--- Exercise instructions ---
Gather all lines from the material that contain the word "title".

--- Records for this task ---

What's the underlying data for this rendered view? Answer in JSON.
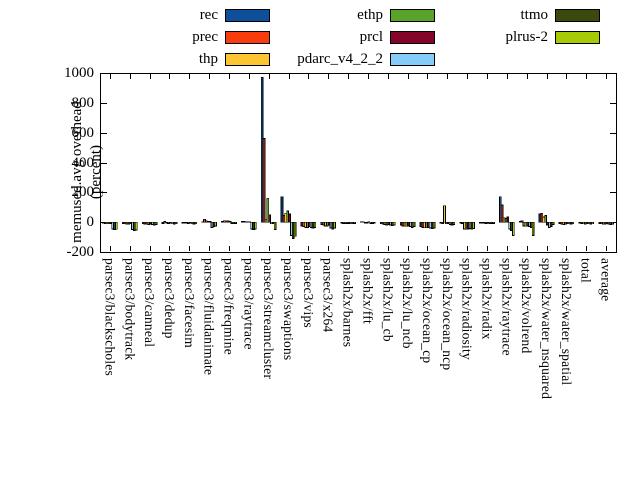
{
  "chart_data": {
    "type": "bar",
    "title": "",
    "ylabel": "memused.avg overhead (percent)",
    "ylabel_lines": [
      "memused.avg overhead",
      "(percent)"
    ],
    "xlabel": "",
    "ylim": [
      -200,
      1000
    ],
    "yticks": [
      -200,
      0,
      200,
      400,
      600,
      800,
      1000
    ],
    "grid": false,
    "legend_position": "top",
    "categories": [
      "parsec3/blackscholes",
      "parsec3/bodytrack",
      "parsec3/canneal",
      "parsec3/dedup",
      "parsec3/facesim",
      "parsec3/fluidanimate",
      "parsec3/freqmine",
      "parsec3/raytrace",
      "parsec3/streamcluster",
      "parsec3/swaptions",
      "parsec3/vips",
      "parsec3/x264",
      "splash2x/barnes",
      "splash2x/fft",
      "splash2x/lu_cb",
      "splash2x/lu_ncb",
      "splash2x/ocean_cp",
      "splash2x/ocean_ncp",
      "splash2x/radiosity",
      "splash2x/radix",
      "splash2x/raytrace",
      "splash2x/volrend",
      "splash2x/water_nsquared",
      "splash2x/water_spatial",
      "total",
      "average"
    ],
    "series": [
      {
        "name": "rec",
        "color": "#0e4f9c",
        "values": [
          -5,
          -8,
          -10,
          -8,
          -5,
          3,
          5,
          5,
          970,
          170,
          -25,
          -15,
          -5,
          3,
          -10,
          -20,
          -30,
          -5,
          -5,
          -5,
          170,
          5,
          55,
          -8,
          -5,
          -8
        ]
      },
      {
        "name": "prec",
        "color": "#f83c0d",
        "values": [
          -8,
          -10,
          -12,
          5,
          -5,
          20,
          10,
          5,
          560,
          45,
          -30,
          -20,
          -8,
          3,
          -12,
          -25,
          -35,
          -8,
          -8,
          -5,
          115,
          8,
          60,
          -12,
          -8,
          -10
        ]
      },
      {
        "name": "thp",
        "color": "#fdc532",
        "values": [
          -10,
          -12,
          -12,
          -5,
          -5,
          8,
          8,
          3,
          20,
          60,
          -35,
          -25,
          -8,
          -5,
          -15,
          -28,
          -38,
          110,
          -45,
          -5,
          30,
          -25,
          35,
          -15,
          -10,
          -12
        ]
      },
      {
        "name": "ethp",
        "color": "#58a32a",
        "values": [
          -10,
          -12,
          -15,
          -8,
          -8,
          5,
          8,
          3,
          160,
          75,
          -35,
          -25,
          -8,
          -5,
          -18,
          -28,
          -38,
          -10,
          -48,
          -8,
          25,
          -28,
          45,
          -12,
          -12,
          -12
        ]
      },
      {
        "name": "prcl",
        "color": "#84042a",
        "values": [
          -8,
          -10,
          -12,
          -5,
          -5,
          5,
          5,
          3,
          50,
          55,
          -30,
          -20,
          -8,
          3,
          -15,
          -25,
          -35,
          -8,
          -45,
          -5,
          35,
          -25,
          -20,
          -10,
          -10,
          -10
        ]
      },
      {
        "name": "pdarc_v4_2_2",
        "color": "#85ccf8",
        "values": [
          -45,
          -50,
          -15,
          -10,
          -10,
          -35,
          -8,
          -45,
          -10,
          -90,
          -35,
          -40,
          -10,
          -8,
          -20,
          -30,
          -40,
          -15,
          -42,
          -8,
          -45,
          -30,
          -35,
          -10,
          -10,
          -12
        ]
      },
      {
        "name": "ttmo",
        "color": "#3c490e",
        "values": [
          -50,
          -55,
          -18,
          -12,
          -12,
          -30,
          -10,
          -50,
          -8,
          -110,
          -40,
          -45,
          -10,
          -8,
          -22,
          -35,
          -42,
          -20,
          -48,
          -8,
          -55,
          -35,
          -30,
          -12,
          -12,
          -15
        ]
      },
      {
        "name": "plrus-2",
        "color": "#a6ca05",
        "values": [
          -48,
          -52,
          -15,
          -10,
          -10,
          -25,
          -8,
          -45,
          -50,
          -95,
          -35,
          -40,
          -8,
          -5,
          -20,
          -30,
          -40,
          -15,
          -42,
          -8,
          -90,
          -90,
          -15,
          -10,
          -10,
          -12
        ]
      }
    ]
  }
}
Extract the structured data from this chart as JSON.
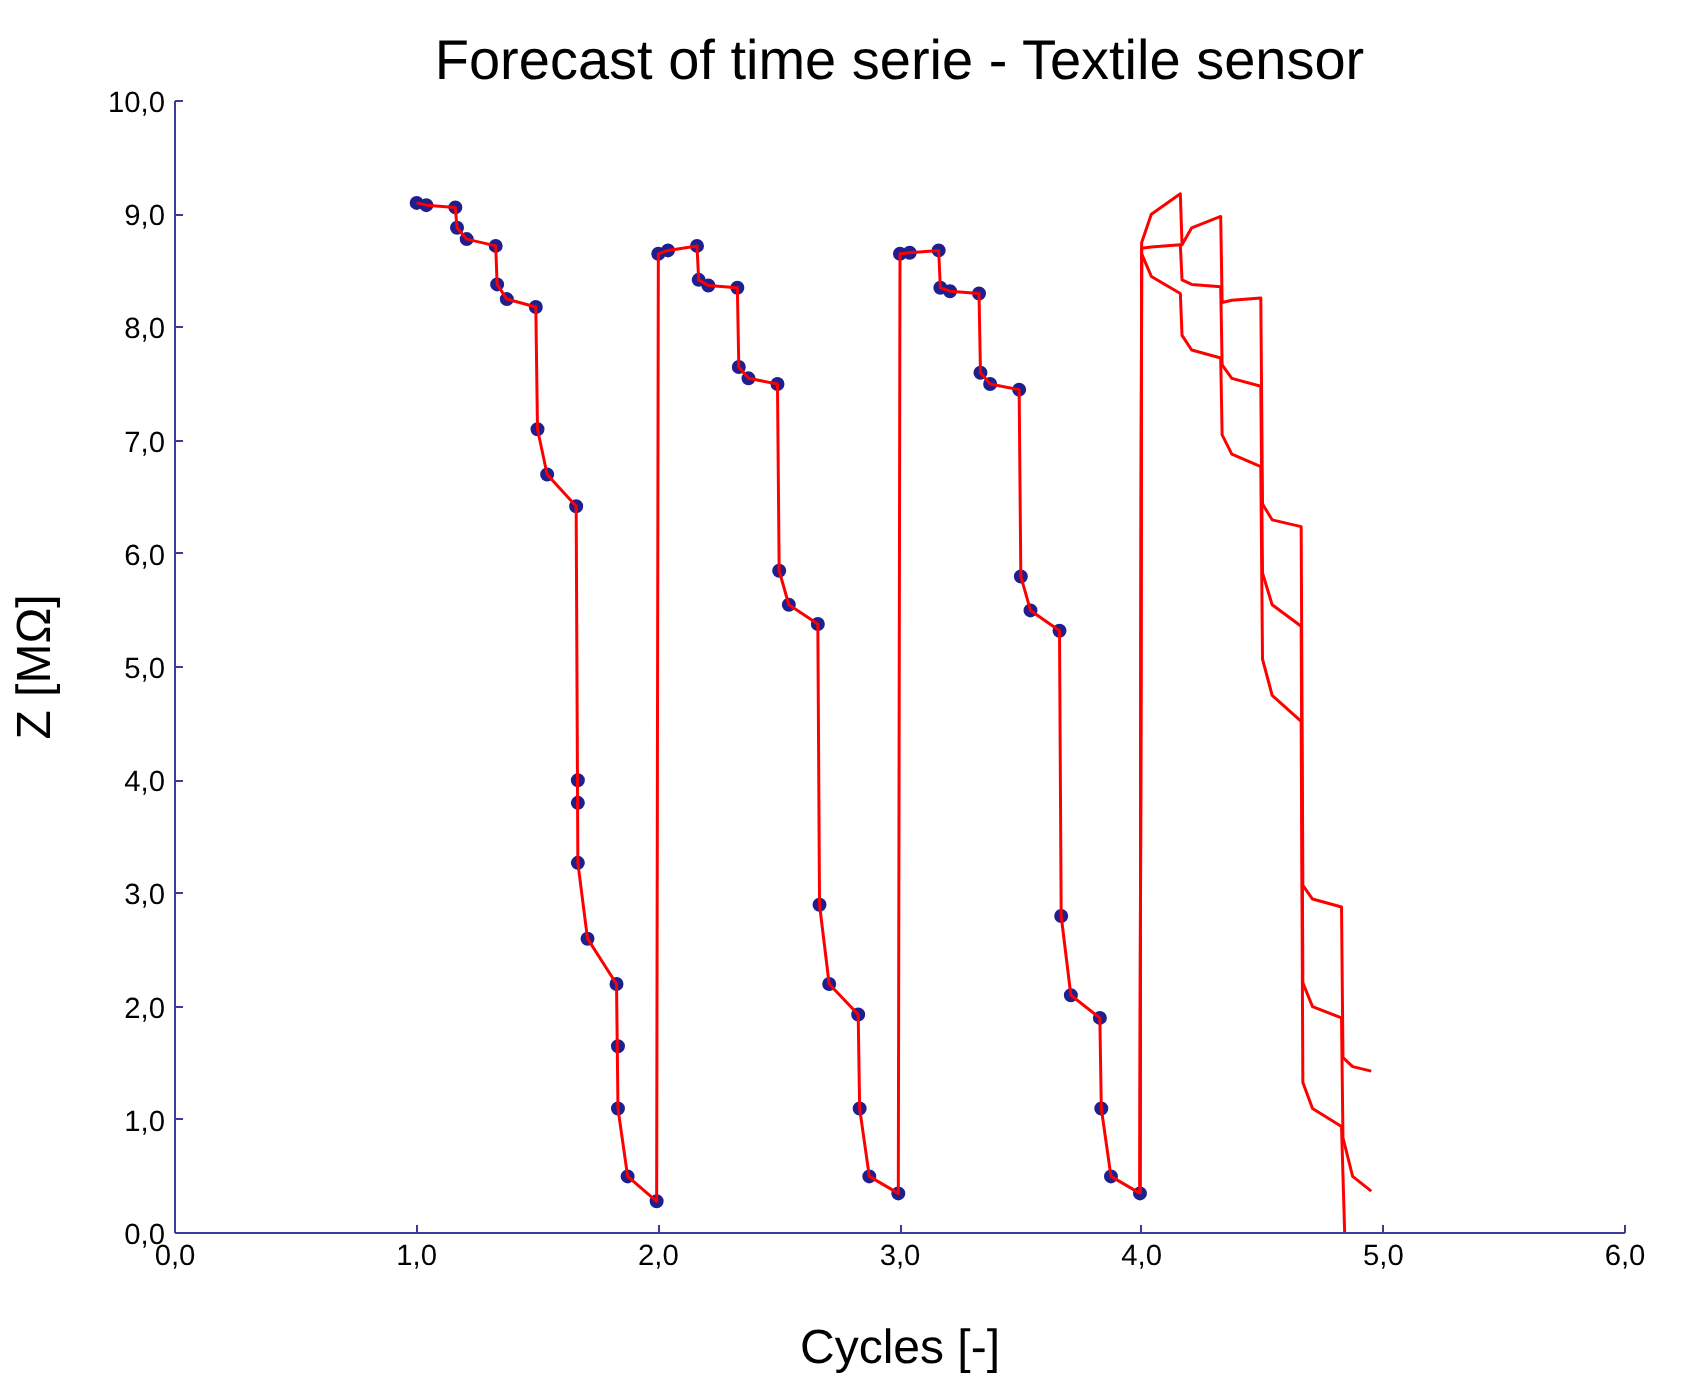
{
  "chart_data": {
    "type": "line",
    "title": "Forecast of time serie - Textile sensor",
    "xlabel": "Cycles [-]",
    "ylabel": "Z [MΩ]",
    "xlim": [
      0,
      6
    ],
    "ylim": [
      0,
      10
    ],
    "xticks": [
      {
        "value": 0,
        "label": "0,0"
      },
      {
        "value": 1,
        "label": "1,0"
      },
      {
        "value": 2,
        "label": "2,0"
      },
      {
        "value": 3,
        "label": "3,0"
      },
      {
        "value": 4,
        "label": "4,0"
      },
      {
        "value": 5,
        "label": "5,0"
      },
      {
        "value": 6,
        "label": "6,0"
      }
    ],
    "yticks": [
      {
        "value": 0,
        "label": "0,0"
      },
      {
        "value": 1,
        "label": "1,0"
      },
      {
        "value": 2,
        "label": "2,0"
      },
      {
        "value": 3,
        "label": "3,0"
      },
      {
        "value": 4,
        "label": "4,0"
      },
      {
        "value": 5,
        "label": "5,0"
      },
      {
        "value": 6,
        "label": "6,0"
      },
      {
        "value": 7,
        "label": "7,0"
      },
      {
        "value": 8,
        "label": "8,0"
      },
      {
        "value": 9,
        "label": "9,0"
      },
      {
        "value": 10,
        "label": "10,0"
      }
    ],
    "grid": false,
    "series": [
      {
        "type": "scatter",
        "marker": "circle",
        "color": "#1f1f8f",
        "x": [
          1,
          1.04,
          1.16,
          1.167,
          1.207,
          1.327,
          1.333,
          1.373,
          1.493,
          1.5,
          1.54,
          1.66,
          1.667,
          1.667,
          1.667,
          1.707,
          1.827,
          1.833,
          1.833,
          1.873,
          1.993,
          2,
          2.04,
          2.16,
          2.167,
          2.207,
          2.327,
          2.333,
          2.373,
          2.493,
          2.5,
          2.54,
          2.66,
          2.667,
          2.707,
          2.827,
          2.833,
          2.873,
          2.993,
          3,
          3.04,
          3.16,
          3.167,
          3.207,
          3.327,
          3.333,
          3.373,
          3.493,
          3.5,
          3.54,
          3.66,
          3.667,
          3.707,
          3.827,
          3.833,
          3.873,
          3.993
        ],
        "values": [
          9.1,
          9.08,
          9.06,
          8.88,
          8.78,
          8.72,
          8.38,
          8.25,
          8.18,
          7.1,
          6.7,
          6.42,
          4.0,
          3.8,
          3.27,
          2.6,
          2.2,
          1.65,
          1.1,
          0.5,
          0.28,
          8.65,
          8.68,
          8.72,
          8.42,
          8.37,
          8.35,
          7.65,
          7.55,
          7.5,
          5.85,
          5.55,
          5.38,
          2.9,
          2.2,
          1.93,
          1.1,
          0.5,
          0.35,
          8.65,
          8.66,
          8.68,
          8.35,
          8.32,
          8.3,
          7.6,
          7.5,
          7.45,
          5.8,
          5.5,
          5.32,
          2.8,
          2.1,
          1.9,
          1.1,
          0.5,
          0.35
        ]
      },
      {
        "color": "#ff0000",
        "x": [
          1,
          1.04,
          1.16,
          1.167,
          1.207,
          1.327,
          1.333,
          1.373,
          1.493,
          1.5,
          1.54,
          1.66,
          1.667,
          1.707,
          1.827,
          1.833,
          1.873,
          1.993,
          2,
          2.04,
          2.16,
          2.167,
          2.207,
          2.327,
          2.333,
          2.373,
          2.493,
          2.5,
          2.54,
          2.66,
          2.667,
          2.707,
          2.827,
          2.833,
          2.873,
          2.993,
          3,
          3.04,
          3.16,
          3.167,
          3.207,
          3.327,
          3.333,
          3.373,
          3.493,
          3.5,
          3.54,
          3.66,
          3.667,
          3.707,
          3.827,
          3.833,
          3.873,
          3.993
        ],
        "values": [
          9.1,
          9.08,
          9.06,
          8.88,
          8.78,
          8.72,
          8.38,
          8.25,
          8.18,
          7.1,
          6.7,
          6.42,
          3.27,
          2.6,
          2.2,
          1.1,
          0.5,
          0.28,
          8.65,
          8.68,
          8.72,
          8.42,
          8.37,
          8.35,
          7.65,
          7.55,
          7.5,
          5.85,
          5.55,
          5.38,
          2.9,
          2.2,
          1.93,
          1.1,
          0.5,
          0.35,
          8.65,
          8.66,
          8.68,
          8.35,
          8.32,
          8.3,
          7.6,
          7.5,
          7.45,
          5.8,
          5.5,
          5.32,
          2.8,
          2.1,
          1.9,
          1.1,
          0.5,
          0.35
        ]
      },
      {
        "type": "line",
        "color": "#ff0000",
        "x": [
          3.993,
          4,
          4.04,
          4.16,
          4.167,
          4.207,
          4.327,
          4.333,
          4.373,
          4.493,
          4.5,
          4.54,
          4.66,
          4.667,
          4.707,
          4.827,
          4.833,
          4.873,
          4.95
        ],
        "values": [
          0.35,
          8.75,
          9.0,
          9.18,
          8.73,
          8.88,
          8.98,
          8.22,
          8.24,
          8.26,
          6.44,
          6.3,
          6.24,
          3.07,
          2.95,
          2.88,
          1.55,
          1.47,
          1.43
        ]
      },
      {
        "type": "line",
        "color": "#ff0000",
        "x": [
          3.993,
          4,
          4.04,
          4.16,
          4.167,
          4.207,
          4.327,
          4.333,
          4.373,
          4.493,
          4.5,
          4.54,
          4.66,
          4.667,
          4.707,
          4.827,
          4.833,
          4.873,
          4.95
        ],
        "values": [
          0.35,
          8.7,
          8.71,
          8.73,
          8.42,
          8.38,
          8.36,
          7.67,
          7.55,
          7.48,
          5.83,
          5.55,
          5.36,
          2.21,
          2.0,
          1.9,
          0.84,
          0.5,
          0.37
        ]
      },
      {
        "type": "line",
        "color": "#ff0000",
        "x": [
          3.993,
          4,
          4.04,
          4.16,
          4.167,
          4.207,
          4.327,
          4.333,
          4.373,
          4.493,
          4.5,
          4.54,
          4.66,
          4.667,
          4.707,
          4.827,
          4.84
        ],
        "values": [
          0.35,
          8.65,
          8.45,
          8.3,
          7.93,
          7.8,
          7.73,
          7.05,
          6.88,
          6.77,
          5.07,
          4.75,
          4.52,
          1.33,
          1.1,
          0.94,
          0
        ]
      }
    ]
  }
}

--- Written reply ---
    "title": "",
    "title": "Forecast of time serie - Textile sensor",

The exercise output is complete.